Exercise: Find the string "ularning" in the listing and report every line that has it.

[Dataset rows]

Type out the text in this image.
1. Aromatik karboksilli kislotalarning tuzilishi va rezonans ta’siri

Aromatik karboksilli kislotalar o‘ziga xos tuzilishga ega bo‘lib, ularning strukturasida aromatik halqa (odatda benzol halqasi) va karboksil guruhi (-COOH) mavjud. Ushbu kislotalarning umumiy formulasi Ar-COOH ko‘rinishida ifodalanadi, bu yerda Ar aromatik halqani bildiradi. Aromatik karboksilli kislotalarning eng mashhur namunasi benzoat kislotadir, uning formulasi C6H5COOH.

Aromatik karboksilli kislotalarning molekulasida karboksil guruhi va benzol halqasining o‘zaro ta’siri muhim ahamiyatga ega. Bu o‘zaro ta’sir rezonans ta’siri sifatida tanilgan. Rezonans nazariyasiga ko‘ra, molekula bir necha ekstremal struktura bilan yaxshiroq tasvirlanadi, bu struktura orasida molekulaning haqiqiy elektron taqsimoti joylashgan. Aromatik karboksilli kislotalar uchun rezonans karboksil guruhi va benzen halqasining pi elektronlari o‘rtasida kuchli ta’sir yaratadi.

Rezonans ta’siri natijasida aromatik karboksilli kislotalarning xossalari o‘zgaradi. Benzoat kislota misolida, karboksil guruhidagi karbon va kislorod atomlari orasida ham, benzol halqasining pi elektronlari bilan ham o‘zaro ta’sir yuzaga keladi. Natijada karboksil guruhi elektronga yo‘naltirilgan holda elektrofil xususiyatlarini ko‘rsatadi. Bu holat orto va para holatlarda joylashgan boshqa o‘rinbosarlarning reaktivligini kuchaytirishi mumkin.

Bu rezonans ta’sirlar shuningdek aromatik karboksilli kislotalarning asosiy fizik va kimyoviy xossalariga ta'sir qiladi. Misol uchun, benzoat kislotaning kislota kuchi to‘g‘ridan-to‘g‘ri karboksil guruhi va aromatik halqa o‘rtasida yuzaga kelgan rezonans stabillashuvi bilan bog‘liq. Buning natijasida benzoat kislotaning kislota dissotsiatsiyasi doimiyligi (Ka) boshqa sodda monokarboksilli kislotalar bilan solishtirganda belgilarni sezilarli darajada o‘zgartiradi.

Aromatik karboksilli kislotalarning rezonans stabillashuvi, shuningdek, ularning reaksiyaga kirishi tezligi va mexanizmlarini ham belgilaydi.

Task output:
Aromatik karboksilli kislotalar o‘ziga xos tuzilishga ega bo‘lib, ularning strukturasida aromatik halqa (odatda benzol halqasi) va karboksil guruhi (-COOH) mavjud. Ushbu kislotalarning umumiy formulasi Ar-COOH ko‘rinishida ifodalanadi, bu yerda Ar aromatik halqani bildiradi. Aromatik karboksilli kislotalarning eng mashhur namunasi benzoat kislotadir, uning formulasi C6H5COOH.
Aromatik karboksilli kislotalarning rezonans stabillashuvi, shuningdek, ularning reaksiyaga kirishi tezligi va mexanizmlarini ham belgilaydi.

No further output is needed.